(Dataset items)
§ §

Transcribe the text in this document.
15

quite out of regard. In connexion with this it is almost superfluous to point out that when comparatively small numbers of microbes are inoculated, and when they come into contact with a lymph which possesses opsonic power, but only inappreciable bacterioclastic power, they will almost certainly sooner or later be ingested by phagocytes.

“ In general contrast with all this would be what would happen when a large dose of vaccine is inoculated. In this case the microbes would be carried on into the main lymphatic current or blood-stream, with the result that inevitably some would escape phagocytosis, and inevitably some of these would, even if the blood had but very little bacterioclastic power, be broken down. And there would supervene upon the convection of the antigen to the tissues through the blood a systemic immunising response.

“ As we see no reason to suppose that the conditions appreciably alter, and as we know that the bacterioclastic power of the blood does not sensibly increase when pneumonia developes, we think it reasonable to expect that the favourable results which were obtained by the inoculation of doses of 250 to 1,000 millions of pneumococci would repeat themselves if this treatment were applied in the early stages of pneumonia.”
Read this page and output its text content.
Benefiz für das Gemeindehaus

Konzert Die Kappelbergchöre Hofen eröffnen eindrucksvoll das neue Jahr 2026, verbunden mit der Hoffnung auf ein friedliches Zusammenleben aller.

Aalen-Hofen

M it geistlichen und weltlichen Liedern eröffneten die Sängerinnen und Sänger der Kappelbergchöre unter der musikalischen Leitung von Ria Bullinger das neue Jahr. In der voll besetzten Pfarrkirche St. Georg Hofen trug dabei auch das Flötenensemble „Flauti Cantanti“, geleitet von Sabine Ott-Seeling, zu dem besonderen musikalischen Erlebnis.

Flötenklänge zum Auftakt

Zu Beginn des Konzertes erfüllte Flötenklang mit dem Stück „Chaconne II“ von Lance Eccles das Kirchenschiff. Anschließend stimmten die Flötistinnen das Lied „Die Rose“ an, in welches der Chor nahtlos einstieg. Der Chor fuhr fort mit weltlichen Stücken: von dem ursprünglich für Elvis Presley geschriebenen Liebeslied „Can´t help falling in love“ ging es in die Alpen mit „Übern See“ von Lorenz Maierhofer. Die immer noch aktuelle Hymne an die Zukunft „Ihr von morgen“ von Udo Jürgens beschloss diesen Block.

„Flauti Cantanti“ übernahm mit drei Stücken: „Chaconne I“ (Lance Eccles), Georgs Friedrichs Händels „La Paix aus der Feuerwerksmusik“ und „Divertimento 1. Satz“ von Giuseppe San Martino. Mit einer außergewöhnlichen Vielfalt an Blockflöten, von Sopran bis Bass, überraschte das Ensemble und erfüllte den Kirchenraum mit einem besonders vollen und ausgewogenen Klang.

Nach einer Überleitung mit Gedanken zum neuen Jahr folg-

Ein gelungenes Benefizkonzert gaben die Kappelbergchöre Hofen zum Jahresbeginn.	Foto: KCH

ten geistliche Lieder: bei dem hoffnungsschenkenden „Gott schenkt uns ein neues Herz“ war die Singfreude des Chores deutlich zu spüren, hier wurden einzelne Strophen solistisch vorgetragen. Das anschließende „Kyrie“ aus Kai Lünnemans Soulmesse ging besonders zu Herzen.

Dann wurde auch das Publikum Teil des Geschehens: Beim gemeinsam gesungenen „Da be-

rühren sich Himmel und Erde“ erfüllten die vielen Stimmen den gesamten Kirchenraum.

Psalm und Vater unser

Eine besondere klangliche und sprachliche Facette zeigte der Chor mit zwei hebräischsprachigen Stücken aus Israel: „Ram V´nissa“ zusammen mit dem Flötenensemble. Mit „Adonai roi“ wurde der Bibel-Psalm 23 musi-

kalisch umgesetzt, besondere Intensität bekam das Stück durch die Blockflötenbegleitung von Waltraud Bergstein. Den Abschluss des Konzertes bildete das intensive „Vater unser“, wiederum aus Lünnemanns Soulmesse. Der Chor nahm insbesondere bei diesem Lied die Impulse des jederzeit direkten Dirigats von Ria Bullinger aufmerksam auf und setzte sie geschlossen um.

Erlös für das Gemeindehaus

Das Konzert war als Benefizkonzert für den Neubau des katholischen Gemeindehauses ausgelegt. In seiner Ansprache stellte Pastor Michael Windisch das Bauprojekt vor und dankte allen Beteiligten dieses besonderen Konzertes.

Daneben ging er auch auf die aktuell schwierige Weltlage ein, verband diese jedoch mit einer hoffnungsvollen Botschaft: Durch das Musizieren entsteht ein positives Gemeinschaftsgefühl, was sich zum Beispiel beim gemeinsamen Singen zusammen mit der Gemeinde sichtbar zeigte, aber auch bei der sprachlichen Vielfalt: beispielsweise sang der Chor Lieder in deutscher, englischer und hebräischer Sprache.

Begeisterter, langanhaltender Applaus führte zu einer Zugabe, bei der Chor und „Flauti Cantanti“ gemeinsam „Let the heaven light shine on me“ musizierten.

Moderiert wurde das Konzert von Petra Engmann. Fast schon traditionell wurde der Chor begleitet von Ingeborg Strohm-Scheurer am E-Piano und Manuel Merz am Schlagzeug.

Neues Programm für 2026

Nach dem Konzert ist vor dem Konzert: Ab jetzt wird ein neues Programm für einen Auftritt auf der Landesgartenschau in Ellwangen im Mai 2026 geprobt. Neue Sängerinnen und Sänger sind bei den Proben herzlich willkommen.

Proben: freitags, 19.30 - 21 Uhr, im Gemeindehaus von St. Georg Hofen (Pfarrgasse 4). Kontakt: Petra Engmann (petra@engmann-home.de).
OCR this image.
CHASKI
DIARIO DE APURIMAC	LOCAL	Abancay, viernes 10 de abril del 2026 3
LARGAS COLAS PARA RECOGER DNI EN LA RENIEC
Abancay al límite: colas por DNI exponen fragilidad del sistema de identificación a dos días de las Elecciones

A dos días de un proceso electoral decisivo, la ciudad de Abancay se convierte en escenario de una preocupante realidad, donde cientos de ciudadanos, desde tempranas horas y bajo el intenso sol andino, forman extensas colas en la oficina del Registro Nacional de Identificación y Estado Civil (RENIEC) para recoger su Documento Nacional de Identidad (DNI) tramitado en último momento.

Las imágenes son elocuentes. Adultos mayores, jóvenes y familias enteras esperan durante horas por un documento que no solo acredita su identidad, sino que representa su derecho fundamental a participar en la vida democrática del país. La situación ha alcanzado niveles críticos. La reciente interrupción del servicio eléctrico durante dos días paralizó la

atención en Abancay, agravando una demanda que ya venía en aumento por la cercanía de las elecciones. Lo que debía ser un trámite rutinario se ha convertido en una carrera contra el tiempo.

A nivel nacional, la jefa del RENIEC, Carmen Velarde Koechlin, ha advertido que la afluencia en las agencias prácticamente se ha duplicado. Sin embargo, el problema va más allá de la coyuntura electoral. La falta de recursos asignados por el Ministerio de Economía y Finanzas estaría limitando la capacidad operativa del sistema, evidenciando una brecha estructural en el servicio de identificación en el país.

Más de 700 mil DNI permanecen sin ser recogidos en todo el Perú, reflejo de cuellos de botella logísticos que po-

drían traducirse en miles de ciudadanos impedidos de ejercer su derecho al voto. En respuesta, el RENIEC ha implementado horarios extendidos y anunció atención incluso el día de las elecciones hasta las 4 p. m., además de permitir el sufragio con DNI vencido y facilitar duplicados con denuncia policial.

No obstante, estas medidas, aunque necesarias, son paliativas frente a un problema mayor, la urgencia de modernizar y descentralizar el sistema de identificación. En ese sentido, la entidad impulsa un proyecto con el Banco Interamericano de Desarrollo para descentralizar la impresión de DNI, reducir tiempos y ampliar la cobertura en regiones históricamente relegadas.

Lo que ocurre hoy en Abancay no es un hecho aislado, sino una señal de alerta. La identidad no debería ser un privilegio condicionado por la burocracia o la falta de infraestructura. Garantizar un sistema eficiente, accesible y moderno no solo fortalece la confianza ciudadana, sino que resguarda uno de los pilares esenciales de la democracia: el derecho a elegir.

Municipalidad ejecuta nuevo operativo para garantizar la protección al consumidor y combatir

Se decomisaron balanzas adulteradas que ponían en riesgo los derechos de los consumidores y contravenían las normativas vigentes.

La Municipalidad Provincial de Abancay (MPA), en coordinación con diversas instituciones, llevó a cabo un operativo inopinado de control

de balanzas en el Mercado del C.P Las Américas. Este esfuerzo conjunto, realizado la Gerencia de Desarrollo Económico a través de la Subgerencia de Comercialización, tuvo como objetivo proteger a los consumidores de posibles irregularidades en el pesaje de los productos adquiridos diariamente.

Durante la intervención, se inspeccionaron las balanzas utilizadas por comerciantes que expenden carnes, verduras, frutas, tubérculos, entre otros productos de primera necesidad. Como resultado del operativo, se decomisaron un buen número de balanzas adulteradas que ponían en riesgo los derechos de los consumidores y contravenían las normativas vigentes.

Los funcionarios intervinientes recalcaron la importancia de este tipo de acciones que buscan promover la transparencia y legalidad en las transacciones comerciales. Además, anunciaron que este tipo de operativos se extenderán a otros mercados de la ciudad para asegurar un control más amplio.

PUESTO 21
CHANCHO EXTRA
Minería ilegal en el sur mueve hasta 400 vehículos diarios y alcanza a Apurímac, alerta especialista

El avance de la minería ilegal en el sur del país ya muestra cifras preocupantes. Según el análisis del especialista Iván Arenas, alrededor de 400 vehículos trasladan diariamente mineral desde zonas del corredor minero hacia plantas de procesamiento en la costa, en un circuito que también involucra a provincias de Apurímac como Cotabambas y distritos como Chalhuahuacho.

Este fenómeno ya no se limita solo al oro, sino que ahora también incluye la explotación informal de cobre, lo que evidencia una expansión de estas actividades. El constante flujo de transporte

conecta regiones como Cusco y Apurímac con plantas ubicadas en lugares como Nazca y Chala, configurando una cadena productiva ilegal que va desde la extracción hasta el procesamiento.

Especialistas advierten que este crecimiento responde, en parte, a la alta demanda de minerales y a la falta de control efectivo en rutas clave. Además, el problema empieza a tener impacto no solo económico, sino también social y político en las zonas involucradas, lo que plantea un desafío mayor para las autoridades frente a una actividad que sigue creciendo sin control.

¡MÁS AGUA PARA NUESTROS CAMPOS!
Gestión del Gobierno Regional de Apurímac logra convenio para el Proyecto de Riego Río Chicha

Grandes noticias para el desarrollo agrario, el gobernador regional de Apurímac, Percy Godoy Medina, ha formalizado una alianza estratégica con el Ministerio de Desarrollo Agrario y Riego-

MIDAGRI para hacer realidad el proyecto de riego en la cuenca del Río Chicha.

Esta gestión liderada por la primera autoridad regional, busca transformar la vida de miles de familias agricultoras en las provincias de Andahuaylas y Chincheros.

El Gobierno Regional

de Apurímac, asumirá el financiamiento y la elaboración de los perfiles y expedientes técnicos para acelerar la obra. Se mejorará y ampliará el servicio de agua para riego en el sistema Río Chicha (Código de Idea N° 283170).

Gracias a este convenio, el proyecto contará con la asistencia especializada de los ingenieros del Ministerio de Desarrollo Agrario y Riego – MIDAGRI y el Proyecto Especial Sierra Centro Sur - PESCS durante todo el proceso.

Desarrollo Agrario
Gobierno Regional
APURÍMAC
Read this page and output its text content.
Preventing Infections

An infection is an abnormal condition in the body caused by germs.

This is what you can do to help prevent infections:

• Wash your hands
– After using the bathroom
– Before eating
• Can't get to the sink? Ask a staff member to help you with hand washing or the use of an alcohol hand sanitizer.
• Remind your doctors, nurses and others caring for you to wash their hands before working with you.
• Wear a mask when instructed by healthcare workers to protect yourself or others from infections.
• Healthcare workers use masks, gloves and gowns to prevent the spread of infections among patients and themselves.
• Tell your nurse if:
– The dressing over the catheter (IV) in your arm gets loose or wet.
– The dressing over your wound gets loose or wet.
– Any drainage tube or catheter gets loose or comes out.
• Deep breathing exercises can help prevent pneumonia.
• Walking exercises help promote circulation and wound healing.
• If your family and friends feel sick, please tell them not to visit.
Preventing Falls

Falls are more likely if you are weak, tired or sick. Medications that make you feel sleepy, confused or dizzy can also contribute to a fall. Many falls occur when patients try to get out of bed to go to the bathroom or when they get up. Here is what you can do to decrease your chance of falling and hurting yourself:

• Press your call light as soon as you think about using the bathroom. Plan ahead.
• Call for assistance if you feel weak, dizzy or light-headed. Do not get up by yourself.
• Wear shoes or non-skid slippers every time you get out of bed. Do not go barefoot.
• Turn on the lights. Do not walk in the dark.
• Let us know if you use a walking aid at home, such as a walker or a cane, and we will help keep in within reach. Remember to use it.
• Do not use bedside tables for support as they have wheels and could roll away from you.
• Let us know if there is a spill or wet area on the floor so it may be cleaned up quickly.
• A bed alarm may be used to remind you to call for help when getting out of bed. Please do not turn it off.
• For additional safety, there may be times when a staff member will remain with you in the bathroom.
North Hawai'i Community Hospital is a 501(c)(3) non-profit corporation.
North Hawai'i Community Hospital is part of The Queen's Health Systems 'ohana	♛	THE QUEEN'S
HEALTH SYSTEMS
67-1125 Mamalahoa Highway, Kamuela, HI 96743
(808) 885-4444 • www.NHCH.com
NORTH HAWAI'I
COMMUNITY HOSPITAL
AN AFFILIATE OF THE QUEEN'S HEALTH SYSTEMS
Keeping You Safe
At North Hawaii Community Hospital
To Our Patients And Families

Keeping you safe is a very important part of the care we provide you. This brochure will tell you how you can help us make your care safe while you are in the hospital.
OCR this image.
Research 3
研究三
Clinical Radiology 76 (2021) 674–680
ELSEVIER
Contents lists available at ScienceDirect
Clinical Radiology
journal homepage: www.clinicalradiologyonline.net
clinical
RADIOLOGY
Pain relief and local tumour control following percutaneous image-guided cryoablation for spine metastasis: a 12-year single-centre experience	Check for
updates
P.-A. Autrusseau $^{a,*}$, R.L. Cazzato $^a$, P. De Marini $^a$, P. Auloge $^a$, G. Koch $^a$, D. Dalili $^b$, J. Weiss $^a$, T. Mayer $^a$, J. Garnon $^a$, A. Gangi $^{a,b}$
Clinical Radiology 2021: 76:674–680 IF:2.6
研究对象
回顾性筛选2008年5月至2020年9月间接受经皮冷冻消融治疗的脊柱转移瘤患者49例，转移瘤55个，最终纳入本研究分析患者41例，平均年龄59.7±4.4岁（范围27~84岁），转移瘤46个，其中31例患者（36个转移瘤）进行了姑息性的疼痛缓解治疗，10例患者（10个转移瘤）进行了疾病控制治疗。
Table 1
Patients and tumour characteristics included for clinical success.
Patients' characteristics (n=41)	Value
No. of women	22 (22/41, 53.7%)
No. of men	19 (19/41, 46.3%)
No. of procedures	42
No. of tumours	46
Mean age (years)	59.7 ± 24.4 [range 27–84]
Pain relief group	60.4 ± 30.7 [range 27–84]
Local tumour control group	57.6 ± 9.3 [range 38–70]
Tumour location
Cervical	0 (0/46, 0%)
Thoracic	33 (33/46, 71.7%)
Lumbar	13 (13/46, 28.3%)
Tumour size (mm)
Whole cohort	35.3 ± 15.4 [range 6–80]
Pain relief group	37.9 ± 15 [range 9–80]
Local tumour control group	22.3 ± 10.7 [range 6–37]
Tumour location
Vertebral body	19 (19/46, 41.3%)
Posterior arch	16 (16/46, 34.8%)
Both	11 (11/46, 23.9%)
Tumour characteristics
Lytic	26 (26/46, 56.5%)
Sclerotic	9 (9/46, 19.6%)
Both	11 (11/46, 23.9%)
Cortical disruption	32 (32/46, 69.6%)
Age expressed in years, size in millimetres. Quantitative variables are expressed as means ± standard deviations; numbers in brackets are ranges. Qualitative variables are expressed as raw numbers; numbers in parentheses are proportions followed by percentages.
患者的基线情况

§ §

_Task prompt_
Every line of the entries above that holds "Eccles" should be copied out.

_The completed task_
Zu Beginn des Konzertes erfüllte Flötenklang mit dem Stück „Chaconne II“ von Lance Eccles das Kirchenschiff. Anschließend stimmten die Flötistinnen das Lied „Die Rose“ an, in welches der Chor nahtlos einstieg. Der Chor fuhr fort mit weltlichen Stücken: von dem ursprünglich für Elvis Presley geschriebenen Liebeslied „Can´t help falling in love“ ging es in die Alpen mit „Übern See“ von Lorenz Maierhofer. Die immer noch aktuelle Hymne an die Zukunft „Ihr von morgen“ von Udo Jürgens beschloss diesen Block.
„Flauti Cantanti“ übernahm mit drei Stücken: „Chaconne I“ (Lance Eccles), Georgs Friedrichs Händels „La Paix aus der Feuerwerksmusik“ und „Divertimento 1. Satz“ von Giuseppe San Martino. Mit einer außergewöhnlichen Vielfalt an Blockflöten, von Sopran bis Bass, überraschte das Ensemble und erfüllte den Kirchenraum mit einem besonders vollen und ausgewogenen Klang.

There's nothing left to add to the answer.